_Task to complete_. Repeat every line exactly, keeping the pictures out of the copy.

═══ Exercise material ═══

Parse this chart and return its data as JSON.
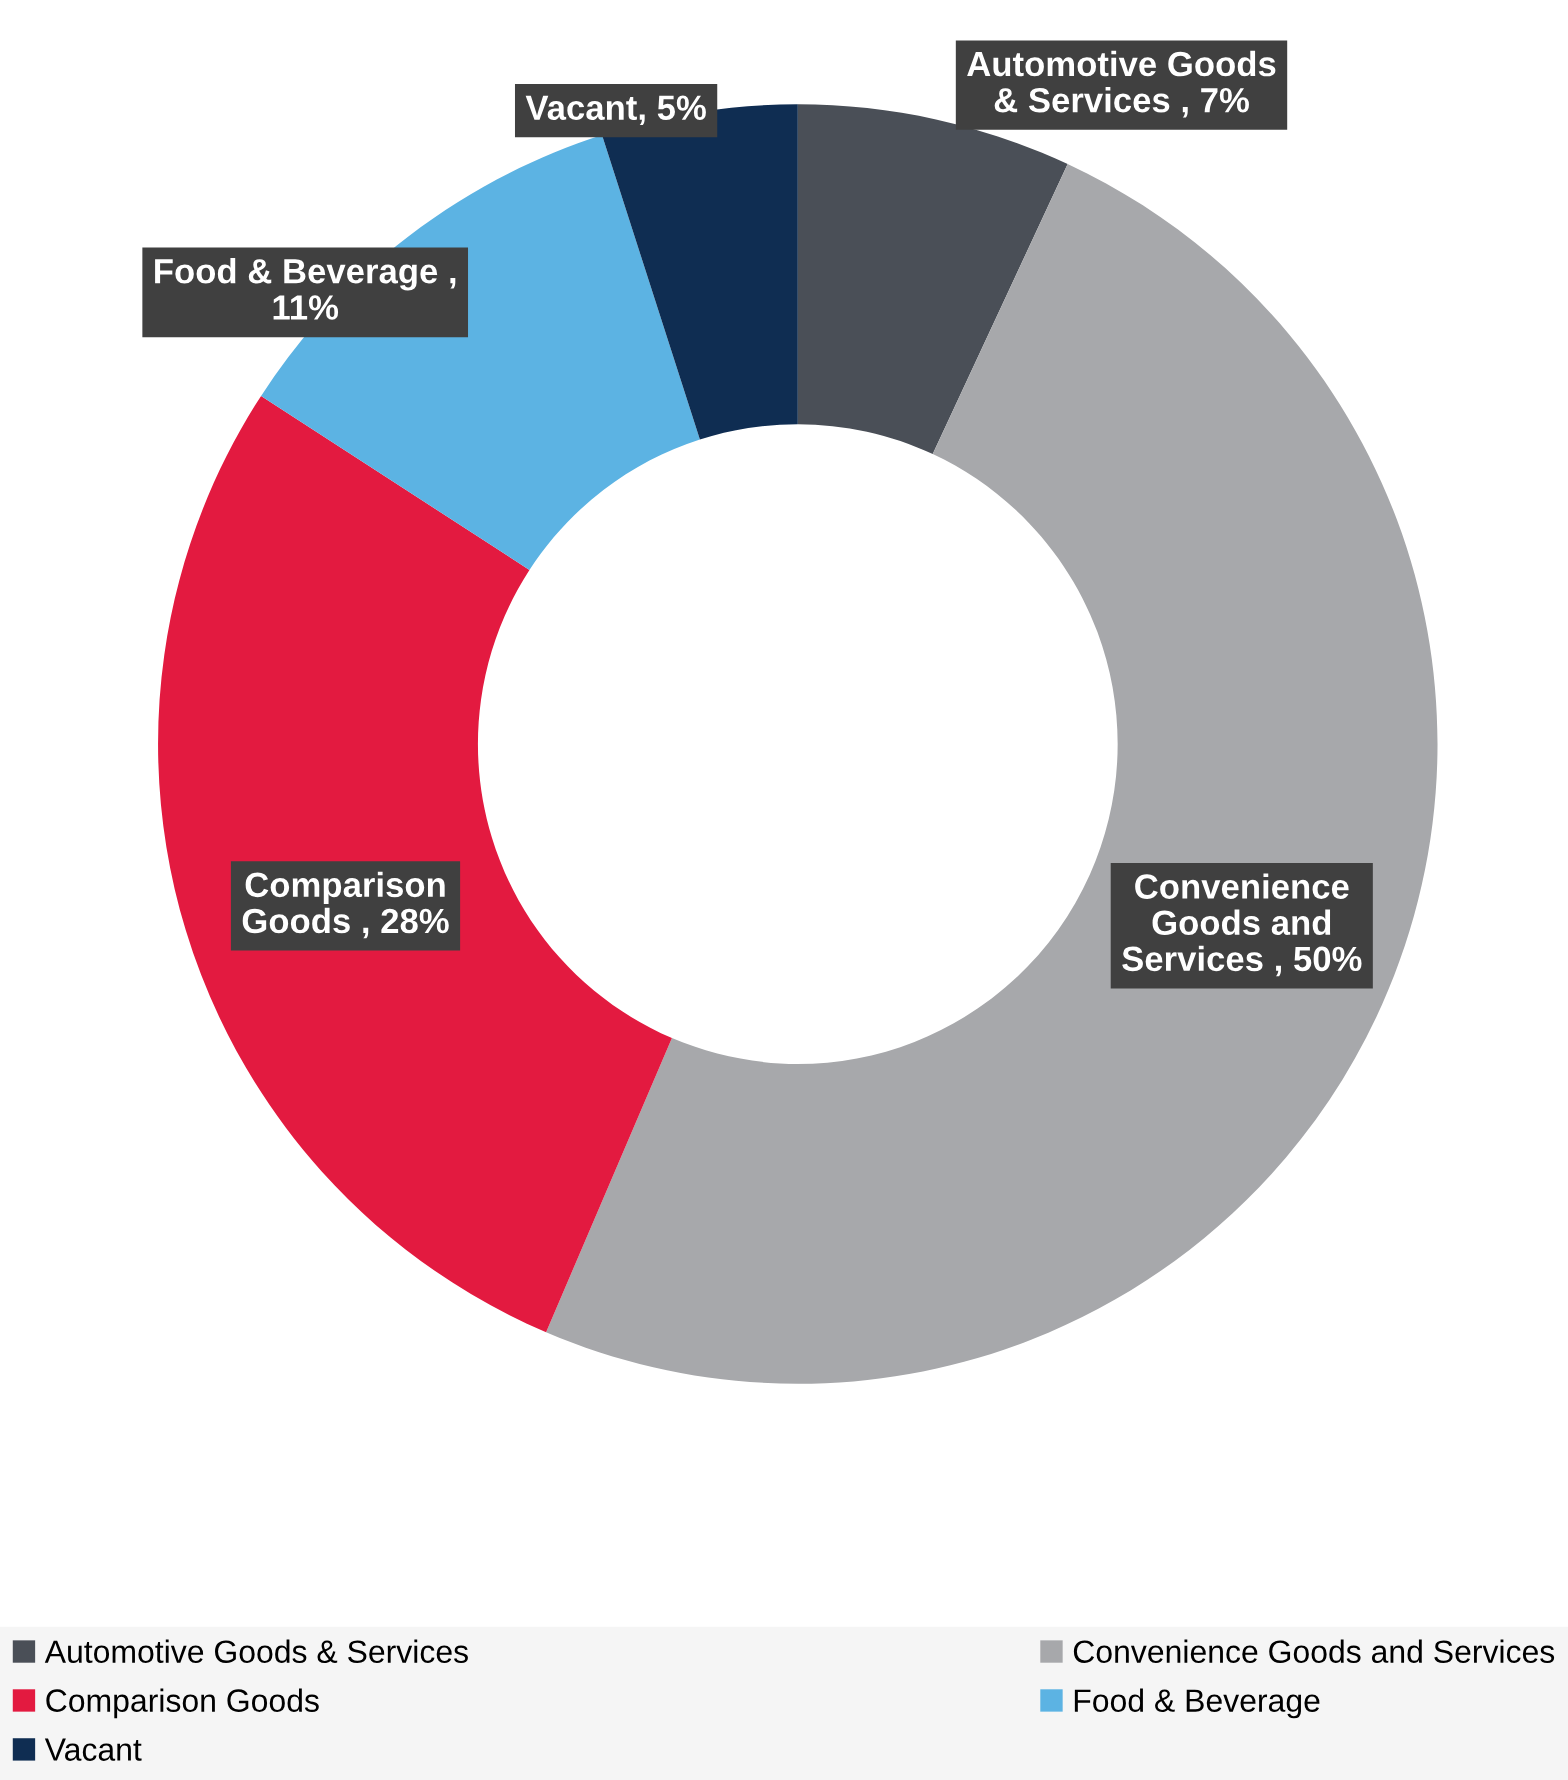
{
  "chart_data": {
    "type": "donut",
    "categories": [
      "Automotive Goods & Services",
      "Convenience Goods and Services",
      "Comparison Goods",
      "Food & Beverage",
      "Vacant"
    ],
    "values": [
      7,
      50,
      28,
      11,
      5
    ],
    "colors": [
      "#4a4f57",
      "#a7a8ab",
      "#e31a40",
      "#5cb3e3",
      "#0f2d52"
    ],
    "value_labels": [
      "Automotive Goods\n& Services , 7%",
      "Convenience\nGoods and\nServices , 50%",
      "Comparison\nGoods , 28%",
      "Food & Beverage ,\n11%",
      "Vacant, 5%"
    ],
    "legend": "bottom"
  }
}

═══

_Reply to the exercise_.
Parse this chart and return its data as JSON.
{
  "chart_data": {
    "type": "donut",
    "categories": [
      "Automotive Goods & Services",
      "Convenience Goods and Services",
      "Comparison Goods",
      "Food & Beverage",
      "Vacant"
    ],
    "values": [
      7,
      50,
      28,
      11,
      5
    ],
    "colors": [
      "#4a4f57",
      "#a7a8ab",
      "#e31a40",
      "#5cb3e3",
      "#0f2d52"
    ],
    "value_labels": [
      "Automotive Goods\n& Services , 7%",
      "Convenience\nGoods and\nServices , 50%",
      "Comparison\nGoods , 28%",
      "Food & Beverage ,\n11%",
      "Vacant, 5%"
    ],
    "legend": "bottom"
  }
}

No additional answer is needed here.